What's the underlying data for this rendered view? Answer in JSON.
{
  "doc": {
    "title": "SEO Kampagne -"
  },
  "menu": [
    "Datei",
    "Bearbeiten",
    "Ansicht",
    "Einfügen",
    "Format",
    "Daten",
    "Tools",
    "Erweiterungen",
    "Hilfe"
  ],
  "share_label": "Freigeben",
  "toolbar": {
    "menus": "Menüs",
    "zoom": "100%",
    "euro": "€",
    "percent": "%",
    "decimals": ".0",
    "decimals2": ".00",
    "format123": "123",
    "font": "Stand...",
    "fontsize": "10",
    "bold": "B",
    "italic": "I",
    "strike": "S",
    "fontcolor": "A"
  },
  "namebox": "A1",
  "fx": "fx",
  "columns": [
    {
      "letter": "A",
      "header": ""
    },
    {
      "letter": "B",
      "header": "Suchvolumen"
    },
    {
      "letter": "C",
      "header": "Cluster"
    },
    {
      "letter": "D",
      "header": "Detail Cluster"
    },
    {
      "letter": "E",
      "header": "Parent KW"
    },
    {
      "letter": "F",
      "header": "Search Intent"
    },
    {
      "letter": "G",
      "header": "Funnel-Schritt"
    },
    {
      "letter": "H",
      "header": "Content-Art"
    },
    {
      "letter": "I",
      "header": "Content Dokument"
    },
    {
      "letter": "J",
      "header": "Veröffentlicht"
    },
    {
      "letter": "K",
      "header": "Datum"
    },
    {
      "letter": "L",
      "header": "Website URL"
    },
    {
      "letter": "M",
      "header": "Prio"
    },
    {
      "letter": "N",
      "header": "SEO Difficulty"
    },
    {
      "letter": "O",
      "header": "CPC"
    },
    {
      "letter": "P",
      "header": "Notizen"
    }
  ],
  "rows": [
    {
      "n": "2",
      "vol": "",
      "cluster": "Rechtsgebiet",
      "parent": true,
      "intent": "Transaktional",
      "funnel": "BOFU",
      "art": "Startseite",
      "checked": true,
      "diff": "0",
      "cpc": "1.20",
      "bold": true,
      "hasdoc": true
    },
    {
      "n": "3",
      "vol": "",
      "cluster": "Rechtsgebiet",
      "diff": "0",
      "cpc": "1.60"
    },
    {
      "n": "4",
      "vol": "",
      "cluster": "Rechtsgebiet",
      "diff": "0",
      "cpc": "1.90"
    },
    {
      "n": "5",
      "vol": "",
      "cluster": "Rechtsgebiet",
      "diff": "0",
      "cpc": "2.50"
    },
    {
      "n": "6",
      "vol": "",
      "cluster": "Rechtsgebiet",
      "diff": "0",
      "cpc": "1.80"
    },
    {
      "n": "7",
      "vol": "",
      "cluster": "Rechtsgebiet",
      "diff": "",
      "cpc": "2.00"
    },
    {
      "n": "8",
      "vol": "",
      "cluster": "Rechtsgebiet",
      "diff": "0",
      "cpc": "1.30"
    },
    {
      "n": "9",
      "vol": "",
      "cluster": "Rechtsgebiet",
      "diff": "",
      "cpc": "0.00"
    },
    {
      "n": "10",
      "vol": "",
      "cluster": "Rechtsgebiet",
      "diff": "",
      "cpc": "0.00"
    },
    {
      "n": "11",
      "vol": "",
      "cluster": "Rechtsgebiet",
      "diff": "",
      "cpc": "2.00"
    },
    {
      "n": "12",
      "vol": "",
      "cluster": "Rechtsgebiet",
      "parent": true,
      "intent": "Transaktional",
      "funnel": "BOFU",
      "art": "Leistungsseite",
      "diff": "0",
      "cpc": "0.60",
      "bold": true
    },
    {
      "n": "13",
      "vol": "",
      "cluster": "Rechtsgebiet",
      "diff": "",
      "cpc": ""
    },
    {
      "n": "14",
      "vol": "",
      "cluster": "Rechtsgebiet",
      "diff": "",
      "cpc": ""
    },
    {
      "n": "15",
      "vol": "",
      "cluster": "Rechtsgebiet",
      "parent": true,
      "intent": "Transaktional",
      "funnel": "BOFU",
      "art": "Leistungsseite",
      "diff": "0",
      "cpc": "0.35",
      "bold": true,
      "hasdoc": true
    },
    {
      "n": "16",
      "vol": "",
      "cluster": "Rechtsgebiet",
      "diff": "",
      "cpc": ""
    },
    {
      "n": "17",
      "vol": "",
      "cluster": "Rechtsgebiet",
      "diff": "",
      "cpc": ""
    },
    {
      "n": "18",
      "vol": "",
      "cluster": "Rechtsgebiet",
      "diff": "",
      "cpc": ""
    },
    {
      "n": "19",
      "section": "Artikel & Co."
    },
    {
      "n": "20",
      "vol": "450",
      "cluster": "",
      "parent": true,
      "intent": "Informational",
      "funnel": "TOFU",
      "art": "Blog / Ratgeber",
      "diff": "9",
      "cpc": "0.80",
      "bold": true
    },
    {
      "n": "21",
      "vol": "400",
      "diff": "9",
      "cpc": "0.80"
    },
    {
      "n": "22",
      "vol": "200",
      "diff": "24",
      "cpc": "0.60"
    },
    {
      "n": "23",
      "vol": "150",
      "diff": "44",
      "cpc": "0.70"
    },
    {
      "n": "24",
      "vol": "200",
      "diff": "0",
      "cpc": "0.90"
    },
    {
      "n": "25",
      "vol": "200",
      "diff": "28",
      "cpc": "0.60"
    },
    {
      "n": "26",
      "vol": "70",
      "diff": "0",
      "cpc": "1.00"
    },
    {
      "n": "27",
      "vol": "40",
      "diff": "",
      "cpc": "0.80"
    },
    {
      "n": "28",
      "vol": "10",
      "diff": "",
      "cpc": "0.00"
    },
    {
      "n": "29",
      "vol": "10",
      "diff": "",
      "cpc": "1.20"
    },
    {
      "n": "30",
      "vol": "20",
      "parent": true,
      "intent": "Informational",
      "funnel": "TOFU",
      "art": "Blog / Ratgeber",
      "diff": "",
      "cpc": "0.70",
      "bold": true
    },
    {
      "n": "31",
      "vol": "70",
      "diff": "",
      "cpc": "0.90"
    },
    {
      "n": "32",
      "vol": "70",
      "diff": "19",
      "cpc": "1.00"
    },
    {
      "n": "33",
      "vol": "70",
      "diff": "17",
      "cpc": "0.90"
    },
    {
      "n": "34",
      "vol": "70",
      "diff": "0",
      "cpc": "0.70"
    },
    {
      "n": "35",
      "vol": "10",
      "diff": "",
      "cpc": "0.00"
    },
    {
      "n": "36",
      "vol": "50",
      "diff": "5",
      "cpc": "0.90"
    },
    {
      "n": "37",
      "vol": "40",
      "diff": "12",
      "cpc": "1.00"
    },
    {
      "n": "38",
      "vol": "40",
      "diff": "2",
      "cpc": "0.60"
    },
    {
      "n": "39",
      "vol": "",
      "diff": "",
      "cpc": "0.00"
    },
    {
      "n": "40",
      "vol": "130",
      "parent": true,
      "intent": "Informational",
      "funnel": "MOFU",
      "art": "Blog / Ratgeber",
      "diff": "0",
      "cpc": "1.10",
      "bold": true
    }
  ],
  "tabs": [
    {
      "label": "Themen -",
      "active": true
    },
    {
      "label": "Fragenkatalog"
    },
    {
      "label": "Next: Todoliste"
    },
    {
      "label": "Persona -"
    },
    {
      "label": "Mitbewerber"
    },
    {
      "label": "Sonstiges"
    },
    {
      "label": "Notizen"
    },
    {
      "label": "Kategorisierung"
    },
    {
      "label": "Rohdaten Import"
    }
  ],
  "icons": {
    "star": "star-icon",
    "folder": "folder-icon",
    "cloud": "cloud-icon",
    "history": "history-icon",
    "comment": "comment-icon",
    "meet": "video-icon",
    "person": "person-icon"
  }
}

----------------------------------------

- [Requirement] Restate the whole listing exactly, leaving out nothing.

- [Response for this exercise]
What's the underlying data for this rendered view? Answer in JSON.
{
  "doc": {
    "title": "SEO Kampagne -"
  },
  "menu": [
    "Datei",
    "Bearbeiten",
    "Ansicht",
    "Einfügen",
    "Format",
    "Daten",
    "Tools",
    "Erweiterungen",
    "Hilfe"
  ],
  "share_label": "Freigeben",
  "toolbar": {
    "menus": "Menüs",
    "zoom": "100%",
    "euro": "€",
    "percent": "%",
    "decimals": ".0",
    "decimals2": ".00",
    "format123": "123",
    "font": "Stand...",
    "fontsize": "10",
    "bold": "B",
    "italic": "I",
    "strike": "S",
    "fontcolor": "A"
  },
  "namebox": "A1",
  "fx": "fx",
  "columns": [
    {
      "letter": "A",
      "header": ""
    },
    {
      "letter": "B",
      "header": "Suchvolumen"
    },
    {
      "letter": "C",
      "header": "Cluster"
    },
    {
      "letter": "D",
      "header": "Detail Cluster"
    },
    {
      "letter": "E",
      "header": "Parent KW"
    },
    {
      "letter": "F",
      "header": "Search Intent"
    },
    {
      "letter": "G",
      "header": "Funnel-Schritt"
    },
    {
      "letter": "H",
      "header": "Content-Art"
    },
    {
      "letter": "I",
      "header": "Content Dokument"
    },
    {
      "letter": "J",
      "header": "Veröffentlicht"
    },
    {
      "letter": "K",
      "header": "Datum"
    },
    {
      "letter": "L",
      "header": "Website URL"
    },
    {
      "letter": "M",
      "header": "Prio"
    },
    {
      "letter": "N",
      "header": "SEO Difficulty"
    },
    {
      "letter": "O",
      "header": "CPC"
    },
    {
      "letter": "P",
      "header": "Notizen"
    }
  ],
  "rows": [
    {
      "n": "2",
      "vol": "",
      "cluster": "Rechtsgebiet",
      "parent": true,
      "intent": "Transaktional",
      "funnel": "BOFU",
      "art": "Startseite",
      "checked": true,
      "diff": "0",
      "cpc": "1.20",
      "bold": true,
      "hasdoc": true
    },
    {
      "n": "3",
      "vol": "",
      "cluster": "Rechtsgebiet",
      "diff": "0",
      "cpc": "1.60"
    },
    {
      "n": "4",
      "vol": "",
      "cluster": "Rechtsgebiet",
      "diff": "0",
      "cpc": "1.90"
    },
    {
      "n": "5",
      "vol": "",
      "cluster": "Rechtsgebiet",
      "diff": "0",
      "cpc": "2.50"
    },
    {
      "n": "6",
      "vol": "",
      "cluster": "Rechtsgebiet",
      "diff": "0",
      "cpc": "1.80"
    },
    {
      "n": "7",
      "vol": "",
      "cluster": "Rechtsgebiet",
      "diff": "",
      "cpc": "2.00"
    },
    {
      "n": "8",
      "vol": "",
      "cluster": "Rechtsgebiet",
      "diff": "0",
      "cpc": "1.30"
    },
    {
      "n": "9",
      "vol": "",
      "cluster": "Rechtsgebiet",
      "diff": "",
      "cpc": "0.00"
    },
    {
      "n": "10",
      "vol": "",
      "cluster": "Rechtsgebiet",
      "diff": "",
      "cpc": "0.00"
    },
    {
      "n": "11",
      "vol": "",
      "cluster": "Rechtsgebiet",
      "diff": "",
      "cpc": "2.00"
    },
    {
      "n": "12",
      "vol": "",
      "cluster": "Rechtsgebiet",
      "parent": true,
      "intent": "Transaktional",
      "funnel": "BOFU",
      "art": "Leistungsseite",
      "diff": "0",
      "cpc": "0.60",
      "bold": true
    },
    {
      "n": "13",
      "vol": "",
      "cluster": "Rechtsgebiet",
      "diff": "",
      "cpc": ""
    },
    {
      "n": "14",
      "vol": "",
      "cluster": "Rechtsgebiet",
      "diff": "",
      "cpc": ""
    },
    {
      "n": "15",
      "vol": "",
      "cluster": "Rechtsgebiet",
      "parent": true,
      "intent": "Transaktional",
      "funnel": "BOFU",
      "art": "Leistungsseite",
      "diff": "0",
      "cpc": "0.35",
      "bold": true,
      "hasdoc": true
    },
    {
      "n": "16",
      "vol": "",
      "cluster": "Rechtsgebiet",
      "diff": "",
      "cpc": ""
    },
    {
      "n": "17",
      "vol": "",
      "cluster": "Rechtsgebiet",
      "diff": "",
      "cpc": ""
    },
    {
      "n": "18",
      "vol": "",
      "cluster": "Rechtsgebiet",
      "diff": "",
      "cpc": ""
    },
    {
      "n": "19",
      "section": "Artikel & Co."
    },
    {
      "n": "20",
      "vol": "450",
      "cluster": "",
      "parent": true,
      "intent": "Informational",
      "funnel": "TOFU",
      "art": "Blog / Ratgeber",
      "diff": "9",
      "cpc": "0.80",
      "bold": true
    },
    {
      "n": "21",
      "vol": "400",
      "diff": "9",
      "cpc": "0.80"
    },
    {
      "n": "22",
      "vol": "200",
      "diff": "24",
      "cpc": "0.60"
    },
    {
      "n": "23",
      "vol": "150",
      "diff": "44",
      "cpc": "0.70"
    },
    {
      "n": "24",
      "vol": "200",
      "diff": "0",
      "cpc": "0.90"
    },
    {
      "n": "25",
      "vol": "200",
      "diff": "28",
      "cpc": "0.60"
    },
    {
      "n": "26",
      "vol": "70",
      "diff": "0",
      "cpc": "1.00"
    },
    {
      "n": "27",
      "vol": "40",
      "diff": "",
      "cpc": "0.80"
    },
    {
      "n": "28",
      "vol": "10",
      "diff": "",
      "cpc": "0.00"
    },
    {
      "n": "29",
      "vol": "10",
      "diff": "",
      "cpc": "1.20"
    },
    {
      "n": "30",
      "vol": "20",
      "parent": true,
      "intent": "Informational",
      "funnel": "TOFU",
      "art": "Blog / Ratgeber",
      "diff": "",
      "cpc": "0.70",
      "bold": true
    },
    {
      "n": "31",
      "vol": "70",
      "diff": "",
      "cpc": "0.90"
    },
    {
      "n": "32",
      "vol": "70",
      "diff": "19",
      "cpc": "1.00"
    },
    {
      "n": "33",
      "vol": "70",
      "diff": "17",
      "cpc": "0.90"
    },
    {
      "n": "34",
      "vol": "70",
      "diff": "0",
      "cpc": "0.70"
    },
    {
      "n": "35",
      "vol": "10",
      "diff": "",
      "cpc": "0.00"
    },
    {
      "n": "36",
      "vol": "50",
      "diff": "5",
      "cpc": "0.90"
    },
    {
      "n": "37",
      "vol": "40",
      "diff": "12",
      "cpc": "1.00"
    },
    {
      "n": "38",
      "vol": "40",
      "diff": "2",
      "cpc": "0.60"
    },
    {
      "n": "39",
      "vol": "",
      "diff": "",
      "cpc": "0.00"
    },
    {
      "n": "40",
      "vol": "130",
      "parent": true,
      "intent": "Informational",
      "funnel": "MOFU",
      "art": "Blog / Ratgeber",
      "diff": "0",
      "cpc": "1.10",
      "bold": true
    }
  ],
  "tabs": [
    {
      "label": "Themen -",
      "active": true
    },
    {
      "label": "Fragenkatalog"
    },
    {
      "label": "Next: Todoliste"
    },
    {
      "label": "Persona -"
    },
    {
      "label": "Mitbewerber"
    },
    {
      "label": "Sonstiges"
    },
    {
      "label": "Notizen"
    },
    {
      "label": "Kategorisierung"
    },
    {
      "label": "Rohdaten Import"
    }
  ],
  "icons": {
    "star": "star-icon",
    "folder": "folder-icon",
    "cloud": "cloud-icon",
    "history": "history-icon",
    "comment": "comment-icon",
    "meet": "video-icon",
    "person": "person-icon"
  }
}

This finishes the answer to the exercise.